==== SOURCE EXCERPT ====

He is truly my best friend, and I know that no matter what comes my way, I have the assurance that He will never leave me nor forsake me.
The easiest way to tell you what Jesus means to me, is to share about my life. I was born to a loving man with a great sense of humor, (he really needed it because there were 11 of us kids), and a hard working mother (who never seemed to get through the pile of ironing!). I have good memories of being #5 of 11 kids - we were a loud, hungry bunch, but sang together, laughed and played together. As many of you know, I was raised in the Brethren Mtg. We were taught about Jesus, and that we were special because we were more enlightened than other Christians. We held onto strict teaching, and looked to a leader to direct our lives. I fell in love, when I came out to Neche, and met a great looking guy, but I was only 13, and he was 20. In the following years, we saw each other at different places, and although we both thought that we were probably too far apart in age, the attraction was there. When I turned 20, I got the phone call I had been waiting for - and married Stuart soon after.
We were happy and things went along smoothly until Nov. 13, 1998. We found out that a man that worked for Stu had been stealing from us, and over time, embezzled $75,000. We sat in disbelief that someone we had trusted had done that to us, and I knew that nothing I could say would make it easier for Stu. Then the phone rang. My mom and asked me if I was sitting down. She told me that my healthy, strong, 53 yr old dad was killed in a car accident. Mom was left with 6 kids to raise alone. We were devastated. I loved my dad, and looked up to him. We saw how easily our lives could be snuffed out in an instant and our perspective changed. The $ stolen didn’t hold the same pain. Life is more important.
I had never lost someone that close to me before, and it hurt. But my faith grew during that time. I felt “arms” around me as I knelt alone by my bed, begging God for help. I also began to realize that God himself loves ME. Reflecting on the past months, I could see how He was so kind and gentle, in a personal way. My dad lived 24 hrs. away in Columbus, OH, but had just been up to see us only 3 days before the accident. In fact, I took the last picture of him. He knew and loved my husband and had seen my 1 yr. old baby. My 5 younger sisters wouldn’t be able to share their families with dad. Even as he went out the door on that last fateful trip, he told my sister (who was on the phone with me) to tell me that he loved me. Reflecting on those things made me intensely aware of God’s intimate interest in us.

====

--- SHORT TASK ---
Carry on the personal story of faith and a father's death above, starting right after its last sentence.

==== DATASET ====

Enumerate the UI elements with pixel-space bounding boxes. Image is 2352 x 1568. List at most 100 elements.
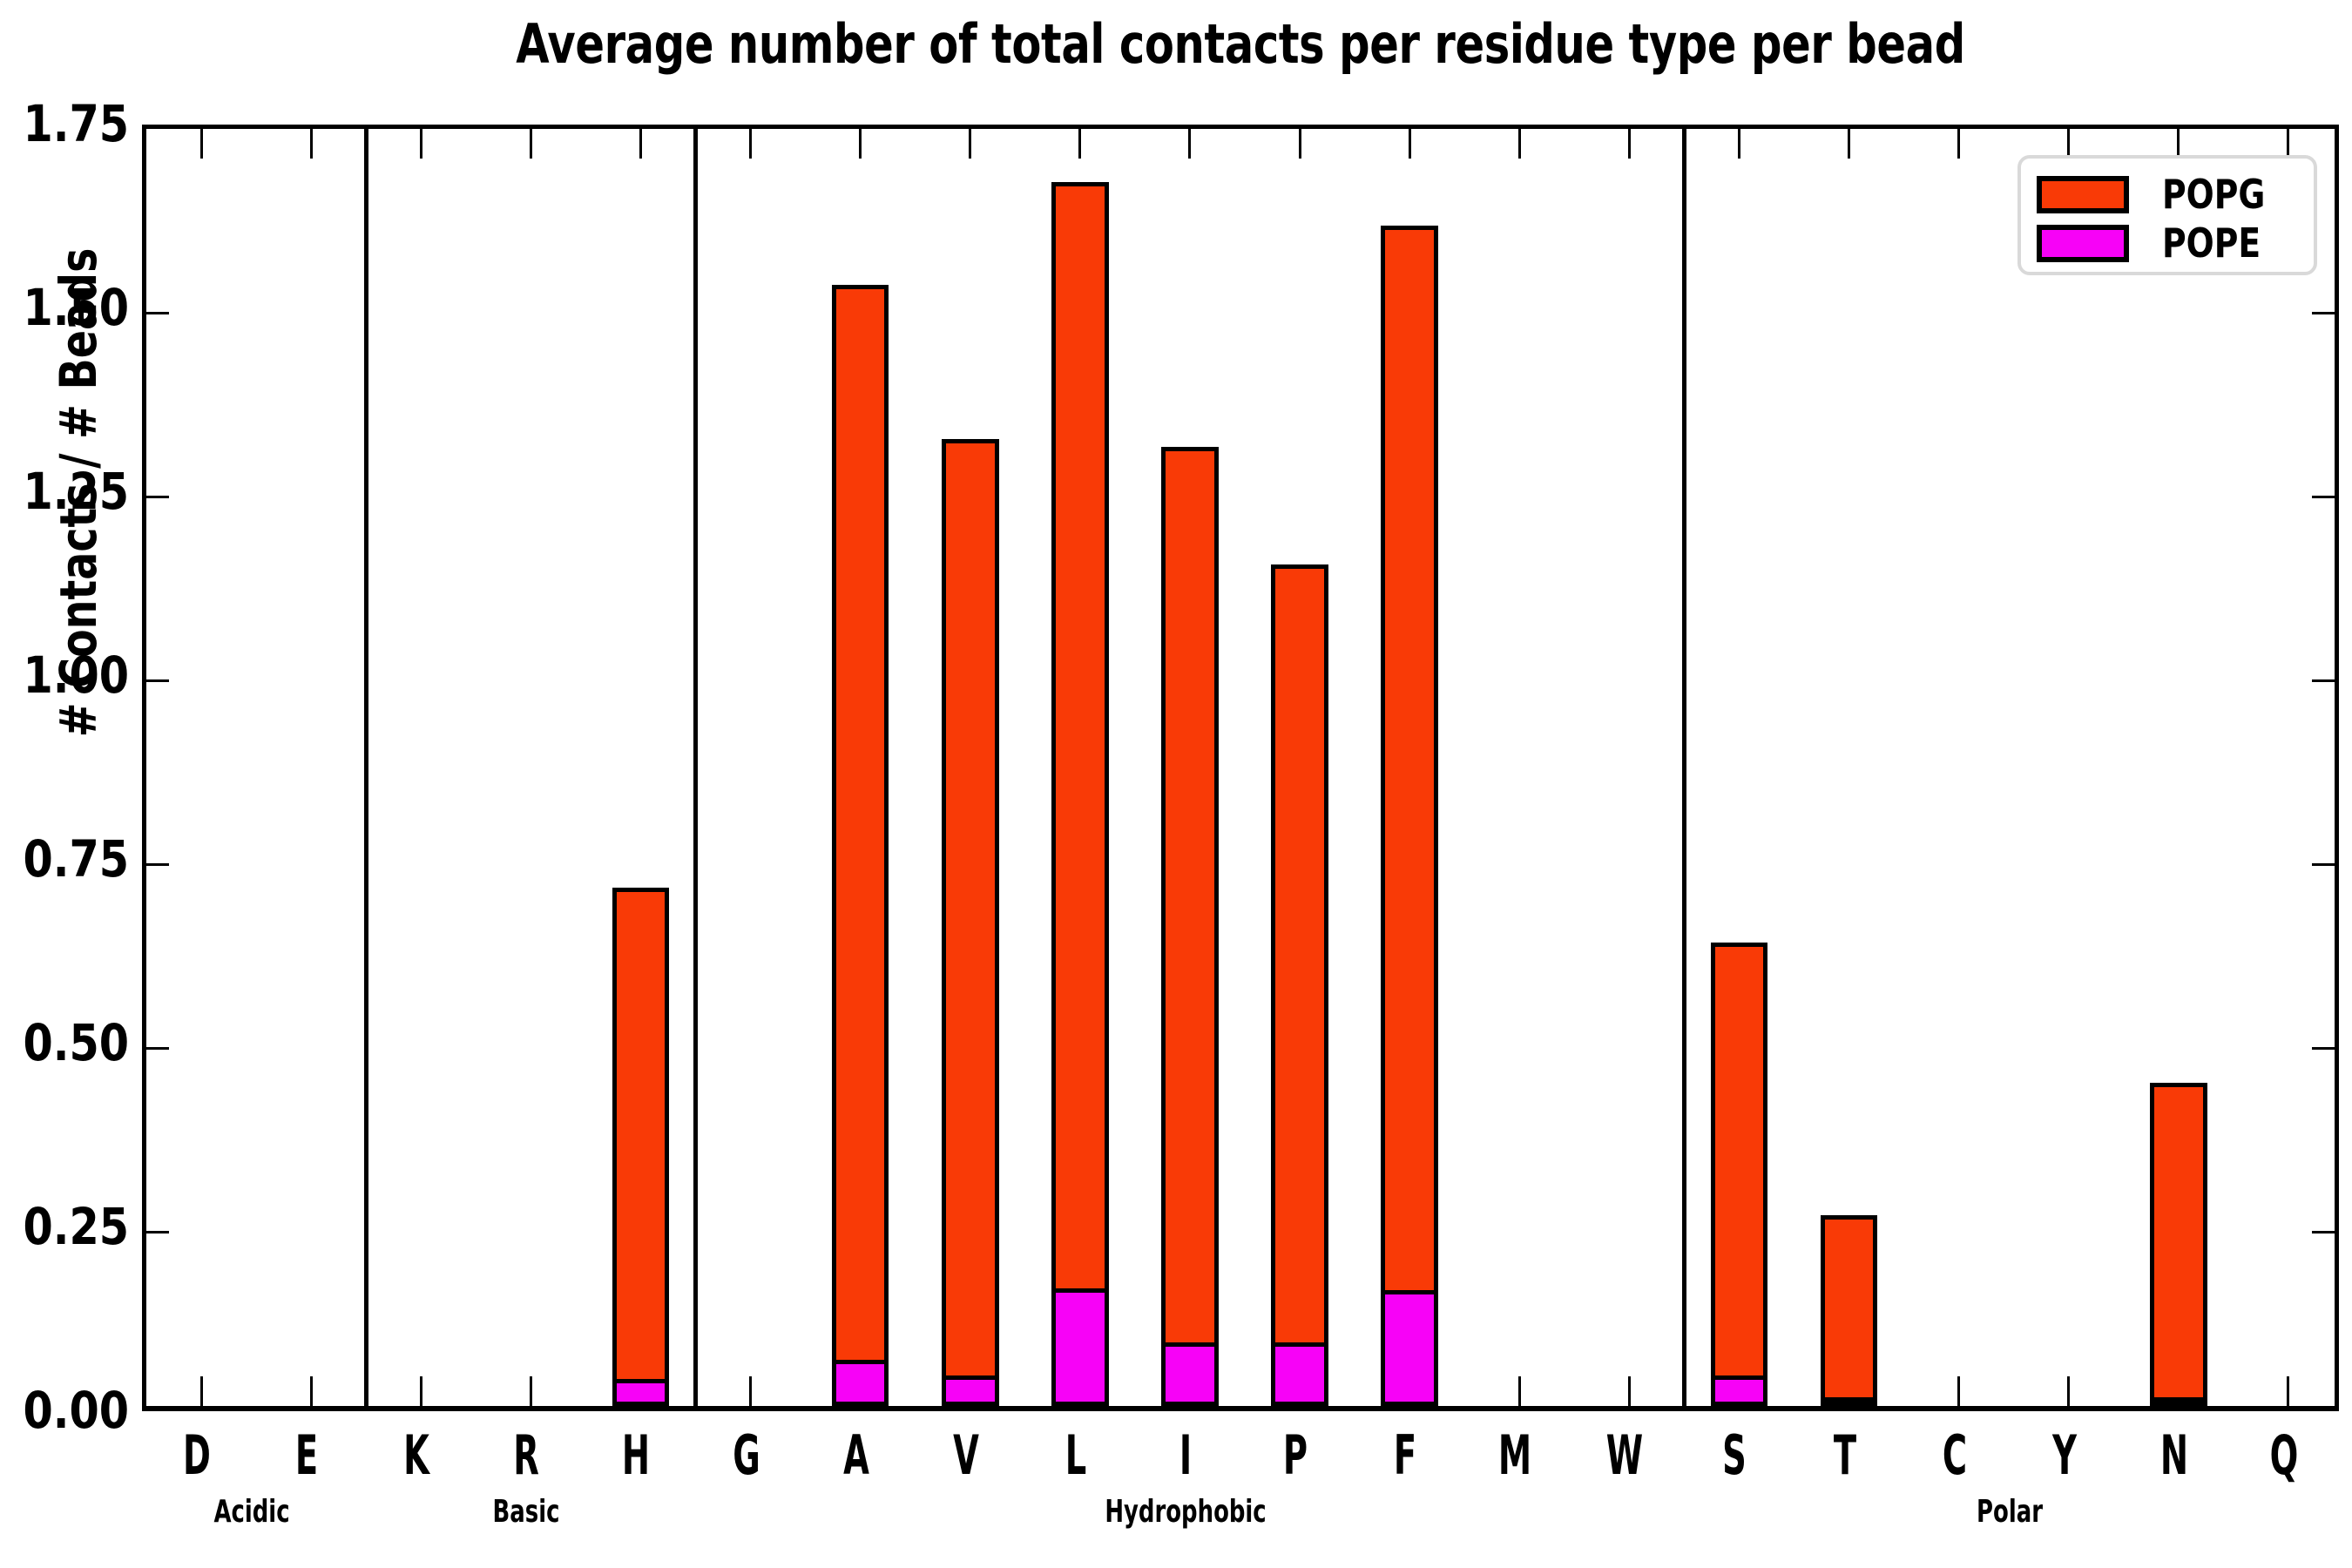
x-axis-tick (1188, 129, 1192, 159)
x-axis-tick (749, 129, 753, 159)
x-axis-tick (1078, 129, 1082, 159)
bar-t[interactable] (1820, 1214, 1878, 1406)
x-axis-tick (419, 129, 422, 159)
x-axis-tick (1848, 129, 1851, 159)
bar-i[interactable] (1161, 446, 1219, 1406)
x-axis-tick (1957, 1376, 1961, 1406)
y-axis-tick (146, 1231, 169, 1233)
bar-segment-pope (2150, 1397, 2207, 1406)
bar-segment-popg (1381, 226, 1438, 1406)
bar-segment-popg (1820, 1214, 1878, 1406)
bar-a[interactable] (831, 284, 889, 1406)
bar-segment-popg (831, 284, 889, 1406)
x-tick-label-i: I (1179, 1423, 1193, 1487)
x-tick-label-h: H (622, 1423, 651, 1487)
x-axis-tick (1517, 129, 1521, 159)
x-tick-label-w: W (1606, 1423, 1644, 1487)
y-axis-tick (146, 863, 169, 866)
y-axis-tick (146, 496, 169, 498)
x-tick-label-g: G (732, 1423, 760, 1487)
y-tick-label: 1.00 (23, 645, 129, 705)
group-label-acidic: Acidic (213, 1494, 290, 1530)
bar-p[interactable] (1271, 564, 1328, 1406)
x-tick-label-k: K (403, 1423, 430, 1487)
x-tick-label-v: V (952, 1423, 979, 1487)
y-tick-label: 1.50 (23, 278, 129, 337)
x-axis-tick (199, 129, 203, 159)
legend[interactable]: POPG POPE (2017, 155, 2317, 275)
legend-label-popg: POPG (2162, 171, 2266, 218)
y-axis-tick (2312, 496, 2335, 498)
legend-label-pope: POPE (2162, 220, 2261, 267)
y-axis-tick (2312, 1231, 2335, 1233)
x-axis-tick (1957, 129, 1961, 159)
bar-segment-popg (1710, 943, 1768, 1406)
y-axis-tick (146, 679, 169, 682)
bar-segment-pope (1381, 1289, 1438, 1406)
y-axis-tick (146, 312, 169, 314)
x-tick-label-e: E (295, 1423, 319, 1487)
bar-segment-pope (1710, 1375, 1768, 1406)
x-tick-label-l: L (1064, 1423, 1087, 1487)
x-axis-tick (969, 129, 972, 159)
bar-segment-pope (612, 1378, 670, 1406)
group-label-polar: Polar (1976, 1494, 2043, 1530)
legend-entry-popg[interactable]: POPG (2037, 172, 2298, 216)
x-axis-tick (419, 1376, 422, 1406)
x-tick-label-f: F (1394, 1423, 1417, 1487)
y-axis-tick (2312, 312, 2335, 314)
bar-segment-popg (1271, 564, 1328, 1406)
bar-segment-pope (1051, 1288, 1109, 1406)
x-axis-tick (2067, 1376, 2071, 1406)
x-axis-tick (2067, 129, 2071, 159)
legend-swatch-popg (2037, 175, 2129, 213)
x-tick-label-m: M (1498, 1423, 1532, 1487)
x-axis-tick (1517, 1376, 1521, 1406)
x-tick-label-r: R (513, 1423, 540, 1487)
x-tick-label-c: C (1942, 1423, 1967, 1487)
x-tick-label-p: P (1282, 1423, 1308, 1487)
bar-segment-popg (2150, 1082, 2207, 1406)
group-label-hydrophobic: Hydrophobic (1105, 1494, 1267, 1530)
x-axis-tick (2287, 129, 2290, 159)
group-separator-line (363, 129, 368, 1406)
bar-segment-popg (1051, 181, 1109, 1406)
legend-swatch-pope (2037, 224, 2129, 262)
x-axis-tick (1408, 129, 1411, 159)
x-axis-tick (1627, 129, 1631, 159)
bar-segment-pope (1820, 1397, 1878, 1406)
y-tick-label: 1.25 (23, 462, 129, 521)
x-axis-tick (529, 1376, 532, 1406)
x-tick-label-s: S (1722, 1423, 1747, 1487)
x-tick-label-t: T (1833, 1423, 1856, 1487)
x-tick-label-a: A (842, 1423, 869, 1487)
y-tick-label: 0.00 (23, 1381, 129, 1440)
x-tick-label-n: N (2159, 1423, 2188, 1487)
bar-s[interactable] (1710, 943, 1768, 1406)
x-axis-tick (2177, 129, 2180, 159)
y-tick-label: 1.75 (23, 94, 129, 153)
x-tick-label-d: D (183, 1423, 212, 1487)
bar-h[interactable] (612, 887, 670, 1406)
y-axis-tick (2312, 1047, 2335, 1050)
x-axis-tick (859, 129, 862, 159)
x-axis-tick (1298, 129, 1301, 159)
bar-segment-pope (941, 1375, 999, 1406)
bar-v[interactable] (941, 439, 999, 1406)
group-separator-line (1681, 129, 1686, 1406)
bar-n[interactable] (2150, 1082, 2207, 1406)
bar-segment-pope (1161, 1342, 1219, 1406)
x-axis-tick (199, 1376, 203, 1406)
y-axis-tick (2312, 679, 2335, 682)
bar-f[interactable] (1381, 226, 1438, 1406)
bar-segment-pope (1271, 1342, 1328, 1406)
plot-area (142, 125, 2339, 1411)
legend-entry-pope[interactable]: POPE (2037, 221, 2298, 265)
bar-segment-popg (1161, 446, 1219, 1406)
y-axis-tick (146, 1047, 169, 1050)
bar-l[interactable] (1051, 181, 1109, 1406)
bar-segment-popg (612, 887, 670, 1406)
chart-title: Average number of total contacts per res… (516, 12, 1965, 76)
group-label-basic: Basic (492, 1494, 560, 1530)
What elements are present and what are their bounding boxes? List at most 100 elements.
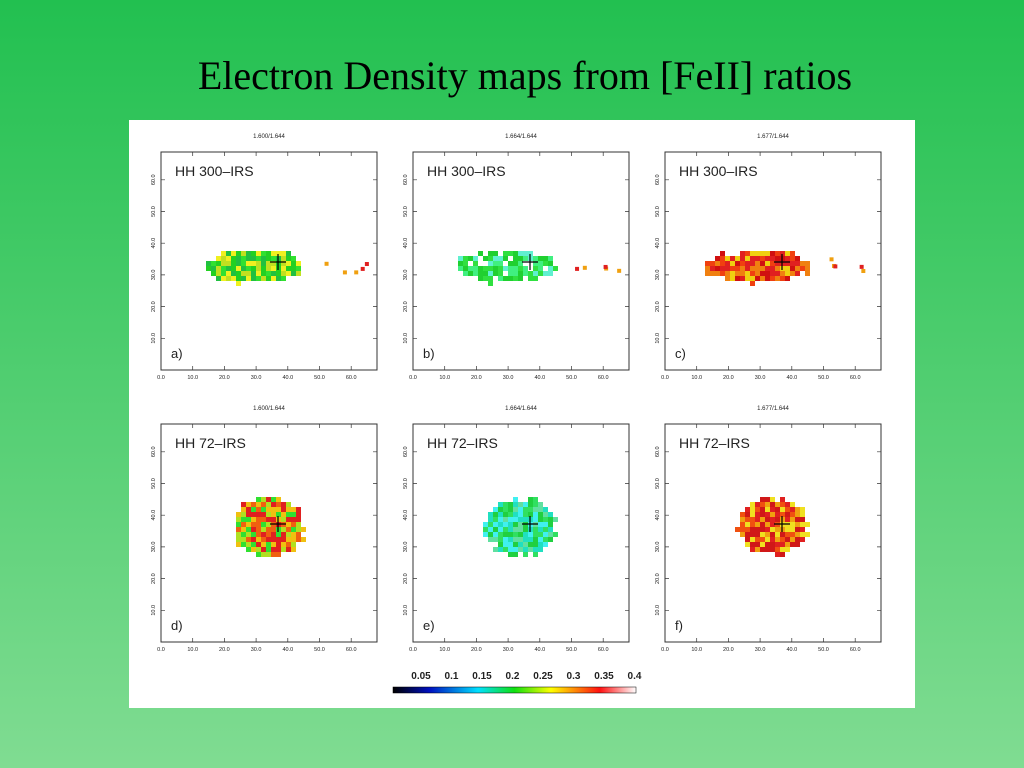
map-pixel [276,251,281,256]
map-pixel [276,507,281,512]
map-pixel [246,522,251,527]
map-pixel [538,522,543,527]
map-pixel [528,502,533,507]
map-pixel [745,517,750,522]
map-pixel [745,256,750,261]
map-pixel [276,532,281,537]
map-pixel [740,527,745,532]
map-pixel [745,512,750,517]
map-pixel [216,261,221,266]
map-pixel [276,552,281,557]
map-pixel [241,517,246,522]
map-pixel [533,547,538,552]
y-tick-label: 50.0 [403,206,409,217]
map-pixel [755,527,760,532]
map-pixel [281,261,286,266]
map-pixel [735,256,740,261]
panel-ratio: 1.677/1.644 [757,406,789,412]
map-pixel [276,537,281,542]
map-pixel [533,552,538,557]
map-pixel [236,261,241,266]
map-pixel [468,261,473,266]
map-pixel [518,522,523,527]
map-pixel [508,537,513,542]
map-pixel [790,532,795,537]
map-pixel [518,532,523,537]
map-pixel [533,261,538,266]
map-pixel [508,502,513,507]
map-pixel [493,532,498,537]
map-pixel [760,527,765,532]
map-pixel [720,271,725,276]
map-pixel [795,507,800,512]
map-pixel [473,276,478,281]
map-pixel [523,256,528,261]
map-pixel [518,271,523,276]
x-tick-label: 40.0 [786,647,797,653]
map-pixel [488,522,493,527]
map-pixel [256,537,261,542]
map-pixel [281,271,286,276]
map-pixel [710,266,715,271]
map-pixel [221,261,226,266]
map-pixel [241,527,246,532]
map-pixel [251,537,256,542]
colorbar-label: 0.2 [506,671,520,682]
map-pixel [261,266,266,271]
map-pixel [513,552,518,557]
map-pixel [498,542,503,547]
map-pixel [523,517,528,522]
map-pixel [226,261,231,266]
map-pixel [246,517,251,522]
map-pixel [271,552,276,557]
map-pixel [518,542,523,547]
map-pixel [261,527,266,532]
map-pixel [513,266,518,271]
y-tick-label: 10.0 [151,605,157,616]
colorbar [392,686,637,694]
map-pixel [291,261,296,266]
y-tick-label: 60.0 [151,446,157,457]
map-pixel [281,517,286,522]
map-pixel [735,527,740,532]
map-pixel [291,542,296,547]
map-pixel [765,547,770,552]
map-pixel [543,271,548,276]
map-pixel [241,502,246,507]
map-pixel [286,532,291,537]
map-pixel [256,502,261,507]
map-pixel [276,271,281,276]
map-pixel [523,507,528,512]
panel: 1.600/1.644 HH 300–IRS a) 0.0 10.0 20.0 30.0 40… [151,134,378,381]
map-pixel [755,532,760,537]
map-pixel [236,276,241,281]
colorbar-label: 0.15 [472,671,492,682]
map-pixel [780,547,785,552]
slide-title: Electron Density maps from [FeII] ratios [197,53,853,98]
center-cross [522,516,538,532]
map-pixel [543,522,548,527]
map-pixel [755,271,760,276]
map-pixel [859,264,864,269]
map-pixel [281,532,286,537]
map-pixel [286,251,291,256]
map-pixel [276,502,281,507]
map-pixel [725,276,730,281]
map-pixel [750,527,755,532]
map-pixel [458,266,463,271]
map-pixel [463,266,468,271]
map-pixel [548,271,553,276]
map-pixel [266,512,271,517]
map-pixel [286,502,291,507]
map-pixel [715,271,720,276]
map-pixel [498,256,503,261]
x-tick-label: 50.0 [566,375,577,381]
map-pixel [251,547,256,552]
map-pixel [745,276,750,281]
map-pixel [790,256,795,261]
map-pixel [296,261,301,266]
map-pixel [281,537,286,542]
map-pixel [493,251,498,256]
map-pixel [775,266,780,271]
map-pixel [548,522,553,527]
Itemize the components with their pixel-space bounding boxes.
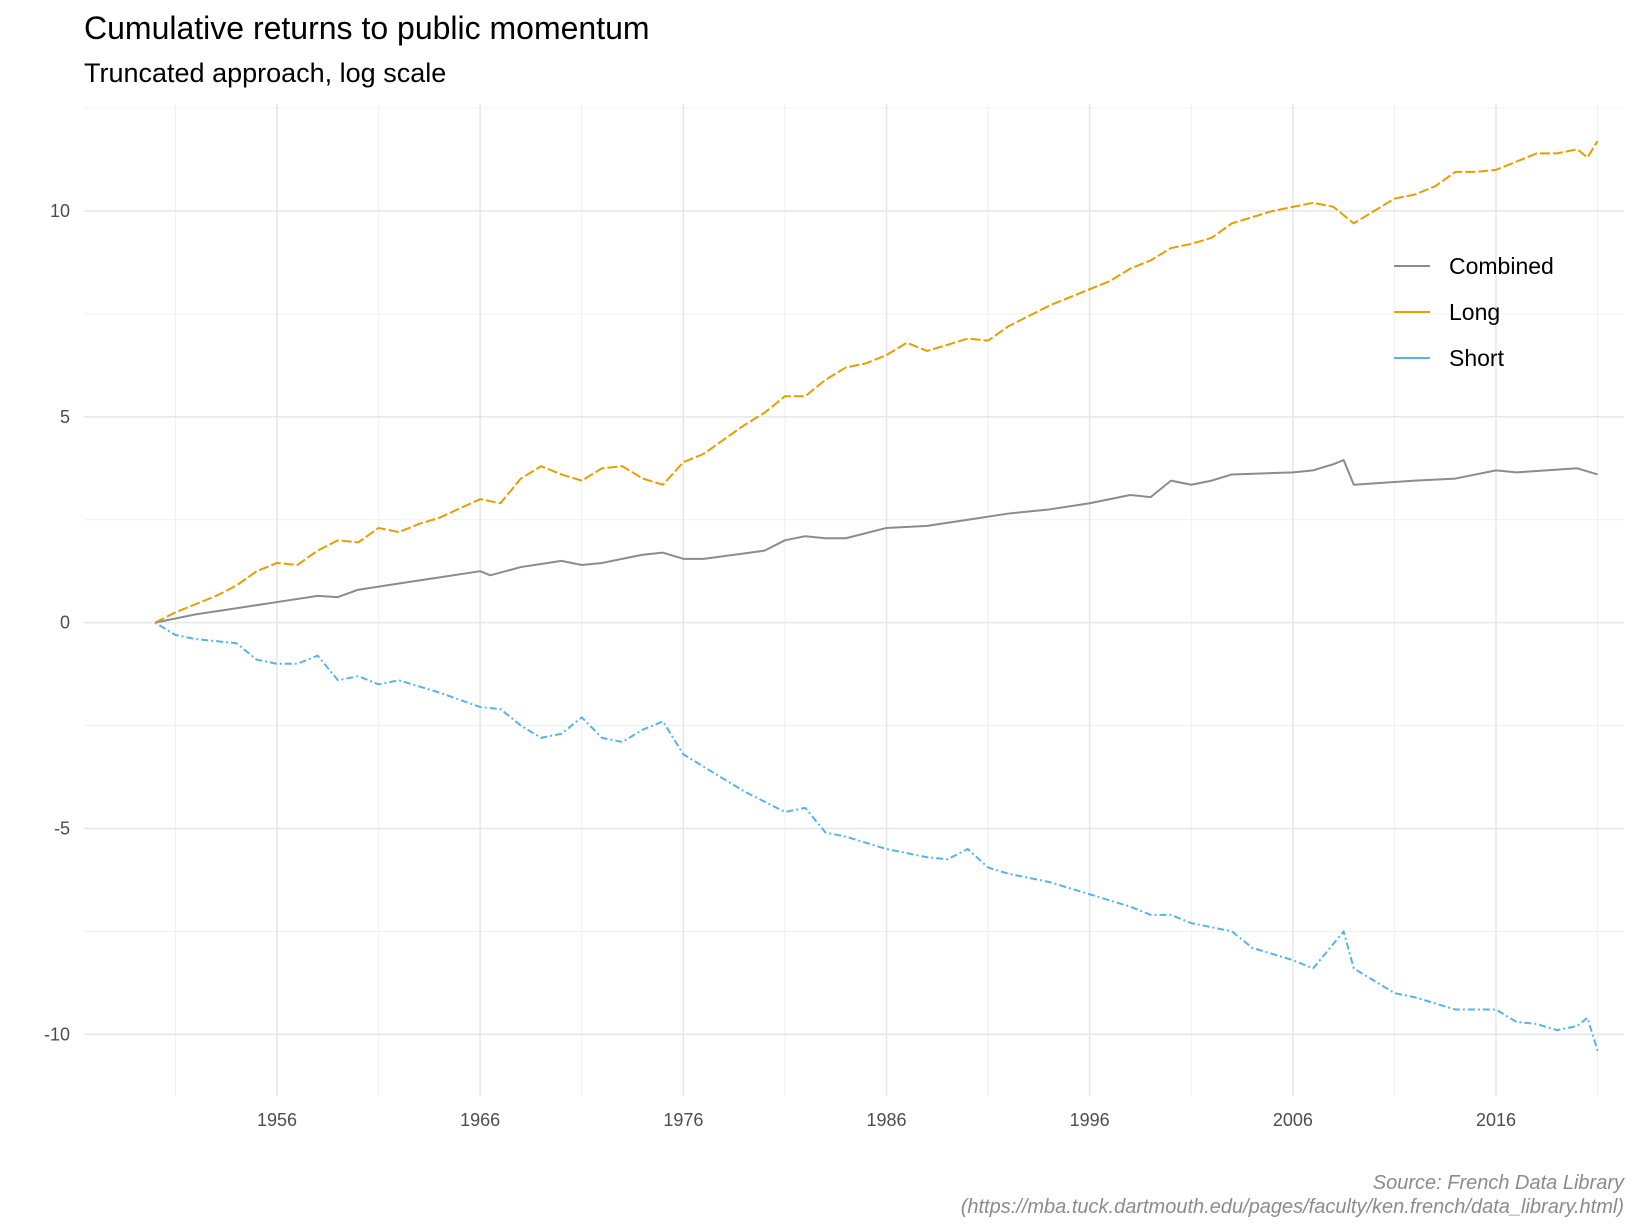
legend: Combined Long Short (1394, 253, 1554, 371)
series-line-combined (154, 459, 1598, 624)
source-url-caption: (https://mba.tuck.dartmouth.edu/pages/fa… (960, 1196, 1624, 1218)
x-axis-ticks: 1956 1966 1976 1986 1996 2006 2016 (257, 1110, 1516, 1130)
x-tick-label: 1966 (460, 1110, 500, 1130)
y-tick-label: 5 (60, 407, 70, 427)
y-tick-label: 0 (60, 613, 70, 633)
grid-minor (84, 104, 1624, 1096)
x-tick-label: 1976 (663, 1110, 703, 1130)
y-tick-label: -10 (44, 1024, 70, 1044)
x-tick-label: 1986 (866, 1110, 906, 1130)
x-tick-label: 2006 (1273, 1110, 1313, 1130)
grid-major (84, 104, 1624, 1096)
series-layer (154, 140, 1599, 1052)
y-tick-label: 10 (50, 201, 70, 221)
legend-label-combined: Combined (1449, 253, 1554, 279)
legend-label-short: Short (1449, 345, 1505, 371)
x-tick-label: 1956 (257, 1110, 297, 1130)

====

--- TASK ANSWER ---
Time went on, and we were busy. We really put our all into our lives as Brethren - until some things started happening that we knew were wrong. Things that were against scripture! We approached the persons who were involved and it became apparent that they were going to sweep these things under the rug, and we ourselves were persecuted because we questioned the things that were happening. Things were going to go on and we were supposed to act like all was well. We decided we couldn’t do that. Without thinking about the consequences, we left the meeting. Our lives dramatically changed. We have been shunned - from our family and not only our best, but our only friends, and the only life we’d ever known. We lost our identity. We spent some very lonely years, and had to (in a way), start over in our relationship with God. All of a sudden we were responsible for our own decisions - there was no “leader” who told us what to do, etc. But what a wonderful thing it has been. We may have lost ones dear to us, but God said that “everyone who has left houses or brothers or sisters or father or mother or children or fields for my sake will receive a hundred times as much and will inherit eternal life.” (Matthew 19;29) That started to happen for us, through one of our neighbor ladies. She kept coming over uninvited - and loving on us. Slowly we began to see that the position we held as “special Christians” was false, along with many other ideas we clung to. Through loving neighbors and listening to Christian radio, our hearts began to open. We saw our need to go to church, and what blessings we have found.
Our new life opened many things to us. We soon found ourselves enjoying many things we’d never done before. We also began to realize that doing more things, buying more things and adding to ourselves wasn’t going to bring complete satisfaction. God had blessed us, and brought us great freedom. We started to feel like we couldn’t keep it all to ourselves. We looked into adoption, and considered it for a couple years. I kept hoping that I would become a better mother, than I would feel free to go ahead and adopt. (ha ha) A scripture that we studied in Breaking Free - a Bible study with Beth Moore, kept coming to my mind.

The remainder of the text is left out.